═══ DATASET RECORDS ═══

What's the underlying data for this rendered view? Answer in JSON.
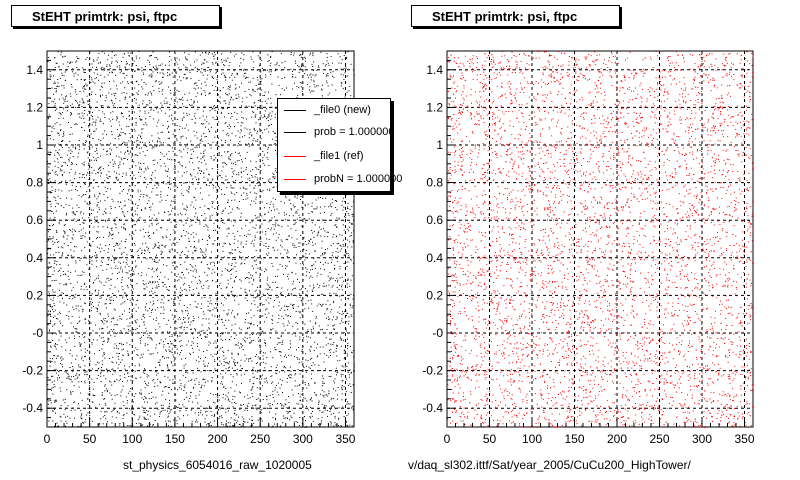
{
  "chart_data": [
    {
      "type": "scatter",
      "title": "StEHT primtrk: psi, ftpc",
      "xlabel": "",
      "ylabel": "",
      "xlim": [
        0,
        360
      ],
      "ylim": [
        -0.5,
        1.5
      ],
      "xticks": [
        "0",
        "50",
        "100",
        "150",
        "200",
        "250",
        "300",
        "350"
      ],
      "yticks": [
        "-0.4",
        "-0.2",
        "-0",
        "0.2",
        "0.4",
        "0.6",
        "0.8",
        "1",
        "1.2",
        "1.4"
      ],
      "grid": true,
      "marker_color": "#000000",
      "points": "uniform random scatter over x 0–360, y -0.5–1.5 (thousands of points)",
      "legend_position": "top-right",
      "legend": [
        {
          "label": "_file0 (new)",
          "color": "#000000"
        },
        {
          "label": "prob = 1.000000",
          "color": "#000000"
        },
        {
          "label": "_file1 (ref)",
          "color": "#ff0000"
        },
        {
          "label": "probN = 1.000000",
          "color": "#ff0000"
        }
      ],
      "footer": "st_physics_6054016_raw_1020005"
    },
    {
      "type": "scatter",
      "title": "StEHT primtrk: psi, ftpc",
      "xlabel": "",
      "ylabel": "",
      "xlim": [
        0,
        360
      ],
      "ylim": [
        -0.5,
        1.5
      ],
      "xticks": [
        "0",
        "50",
        "100",
        "150",
        "200",
        "250",
        "300",
        "350"
      ],
      "yticks": [
        "-0.4",
        "-0.2",
        "-0",
        "0.2",
        "0.4",
        "0.6",
        "0.8",
        "1",
        "1.2",
        "1.4"
      ],
      "grid": true,
      "marker_color": "#ff0000",
      "points": "uniform random scatter over x 0–360, y -0.5–1.5 (thousands of points)",
      "footer": "v/daq_sl302.ittf/Sat/year_2005/CuCu200_HighTower/"
    }
  ]
}
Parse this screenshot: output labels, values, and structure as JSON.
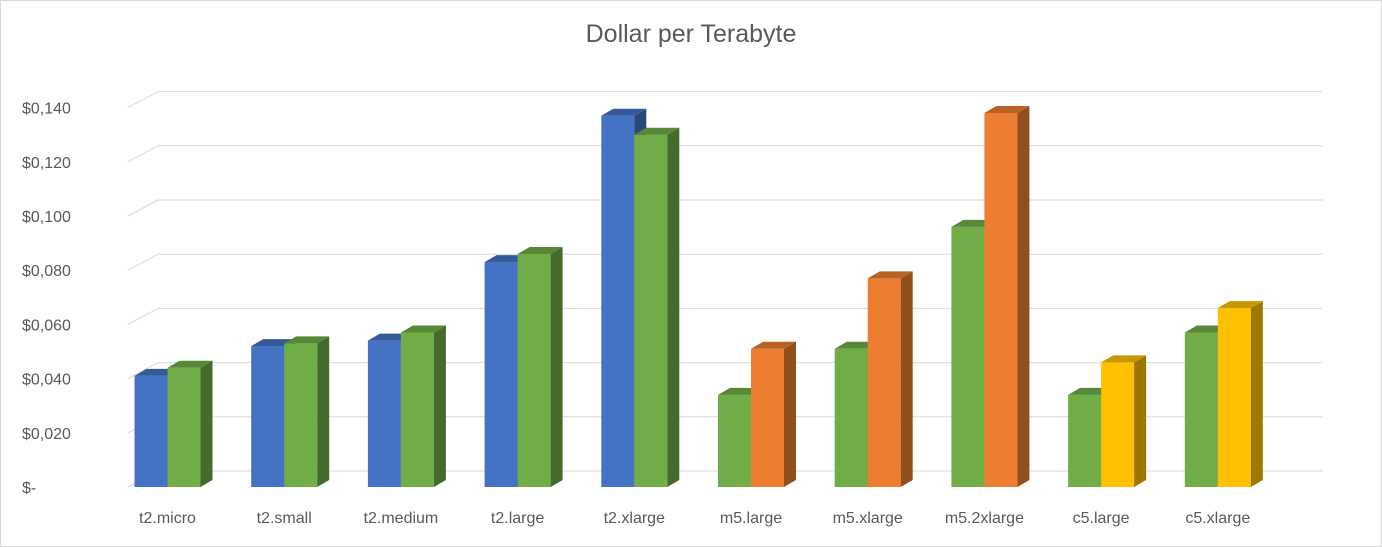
{
  "chart_data": {
    "type": "bar",
    "title": "Dollar per Terabyte",
    "xlabel": "",
    "ylabel": "",
    "ylim": [
      0,
      0.14
    ],
    "y_ticks": [
      0,
      0.02,
      0.04,
      0.06,
      0.08,
      0.1,
      0.12,
      0.14
    ],
    "y_tick_labels": [
      "$-",
      "$0,020",
      "$0,040",
      "$0,060",
      "$0,080",
      "$0,100",
      "$0,120",
      "$0,140"
    ],
    "grid": true,
    "legend": "none",
    "style": "3d-clustered-column",
    "categories": [
      "t2.micro",
      "t2.small",
      "t2.medium",
      "t2.large",
      "t2.xlarge",
      "m5.large",
      "m5.xlarge",
      "m5.2xlarge",
      "c5.large",
      "c5.xlarge"
    ],
    "bars": [
      [
        {
          "value": 0.041,
          "color": "#4472c4"
        },
        {
          "value": 0.044,
          "color": "#70ad47"
        }
      ],
      [
        {
          "value": 0.052,
          "color": "#4472c4"
        },
        {
          "value": 0.053,
          "color": "#70ad47"
        }
      ],
      [
        {
          "value": 0.054,
          "color": "#4472c4"
        },
        {
          "value": 0.057,
          "color": "#70ad47"
        }
      ],
      [
        {
          "value": 0.083,
          "color": "#4472c4"
        },
        {
          "value": 0.086,
          "color": "#70ad47"
        }
      ],
      [
        {
          "value": 0.137,
          "color": "#4472c4"
        },
        {
          "value": 0.13,
          "color": "#70ad47"
        }
      ],
      [
        {
          "value": 0.034,
          "color": "#70ad47"
        },
        {
          "value": 0.051,
          "color": "#ed7d31"
        }
      ],
      [
        {
          "value": 0.051,
          "color": "#70ad47"
        },
        {
          "value": 0.077,
          "color": "#ed7d31"
        }
      ],
      [
        {
          "value": 0.096,
          "color": "#70ad47"
        },
        {
          "value": 0.138,
          "color": "#ed7d31"
        }
      ],
      [
        {
          "value": 0.034,
          "color": "#70ad47"
        },
        {
          "value": 0.046,
          "color": "#ffc000"
        }
      ],
      [
        {
          "value": 0.057,
          "color": "#70ad47"
        },
        {
          "value": 0.066,
          "color": "#ffc000"
        }
      ]
    ],
    "colors": {
      "blue": "#4472c4",
      "green": "#70ad47",
      "orange": "#ed7d31",
      "yellow": "#ffc000",
      "grid": "#d9d9d9",
      "text": "#595959"
    }
  }
}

═══

WORK INSTRUCTIONS: The data should be printed again unchanged; leave its pictures out.

EXERCISE RESULT:
What's the underlying data for this rendered view? Answer in JSON.
{
  "chart_data": [
    {
      "type": "scatter",
      "title": "StEHT primtrk: psi, ftpc",
      "xlabel": "",
      "ylabel": "",
      "xlim": [
        0,
        360
      ],
      "ylim": [
        -0.5,
        1.5
      ],
      "xticks": [
        "0",
        "50",
        "100",
        "150",
        "200",
        "250",
        "300",
        "350"
      ],
      "yticks": [
        "-0.4",
        "-0.2",
        "-0",
        "0.2",
        "0.4",
        "0.6",
        "0.8",
        "1",
        "1.2",
        "1.4"
      ],
      "grid": true,
      "marker_color": "#000000",
      "points": "uniform random scatter over x 0–360, y -0.5–1.5 (thousands of points)",
      "legend_position": "top-right",
      "legend": [
        {
          "label": "_file0 (new)",
          "color": "#000000"
        },
        {
          "label": "prob = 1.000000",
          "color": "#000000"
        },
        {
          "label": "_file1 (ref)",
          "color": "#ff0000"
        },
        {
          "label": "probN = 1.000000",
          "color": "#ff0000"
        }
      ],
      "footer": "st_physics_6054016_raw_1020005"
    },
    {
      "type": "scatter",
      "title": "StEHT primtrk: psi, ftpc",
      "xlabel": "",
      "ylabel": "",
      "xlim": [
        0,
        360
      ],
      "ylim": [
        -0.5,
        1.5
      ],
      "xticks": [
        "0",
        "50",
        "100",
        "150",
        "200",
        "250",
        "300",
        "350"
      ],
      "yticks": [
        "-0.4",
        "-0.2",
        "-0",
        "0.2",
        "0.4",
        "0.6",
        "0.8",
        "1",
        "1.2",
        "1.4"
      ],
      "grid": true,
      "marker_color": "#ff0000",
      "points": "uniform random scatter over x 0–360, y -0.5–1.5 (thousands of points)",
      "footer": "v/daq_sl302.ittf/Sat/year_2005/CuCu200_HighTower/"
    }
  ]
}
Parse this screenshot: output labels, values, and structure as JSON.
{
  "chart_data": {
    "type": "bar",
    "title": "Dollar per Terabyte",
    "xlabel": "",
    "ylabel": "",
    "ylim": [
      0,
      0.14
    ],
    "y_ticks": [
      0,
      0.02,
      0.04,
      0.06,
      0.08,
      0.1,
      0.12,
      0.14
    ],
    "y_tick_labels": [
      "$-",
      "$0,020",
      "$0,040",
      "$0,060",
      "$0,080",
      "$0,100",
      "$0,120",
      "$0,140"
    ],
    "grid": true,
    "legend": "none",
    "style": "3d-clustered-column",
    "categories": [
      "t2.micro",
      "t2.small",
      "t2.medium",
      "t2.large",
      "t2.xlarge",
      "m5.large",
      "m5.xlarge",
      "m5.2xlarge",
      "c5.large",
      "c5.xlarge"
    ],
    "bars": [
      [
        {
          "value": 0.041,
          "color": "#4472c4"
        },
        {
          "value": 0.044,
          "color": "#70ad47"
        }
      ],
      [
        {
          "value": 0.052,
          "color": "#4472c4"
        },
        {
          "value": 0.053,
          "color": "#70ad47"
        }
      ],
      [
        {
          "value": 0.054,
          "color": "#4472c4"
        },
        {
          "value": 0.057,
          "color": "#70ad47"
        }
      ],
      [
        {
          "value": 0.083,
          "color": "#4472c4"
        },
        {
          "value": 0.086,
          "color": "#70ad47"
        }
      ],
      [
        {
          "value": 0.137,
          "color": "#4472c4"
        },
        {
          "value": 0.13,
          "color": "#70ad47"
        }
      ],
      [
        {
          "value": 0.034,
          "color": "#70ad47"
        },
        {
          "value": 0.051,
          "color": "#ed7d31"
        }
      ],
      [
        {
          "value": 0.051,
          "color": "#70ad47"
        },
        {
          "value": 0.077,
          "color": "#ed7d31"
        }
      ],
      [
        {
          "value": 0.096,
          "color": "#70ad47"
        },
        {
          "value": 0.138,
          "color": "#ed7d31"
        }
      ],
      [
        {
          "value": 0.034,
          "color": "#70ad47"
        },
        {
          "value": 0.046,
          "color": "#ffc000"
        }
      ],
      [
        {
          "value": 0.057,
          "color": "#70ad47"
        },
        {
          "value": 0.066,
          "color": "#ffc000"
        }
      ]
    ],
    "colors": {
      "blue": "#4472c4",
      "green": "#70ad47",
      "orange": "#ed7d31",
      "yellow": "#ffc000",
      "grid": "#d9d9d9",
      "text": "#595959"
    }
  }
}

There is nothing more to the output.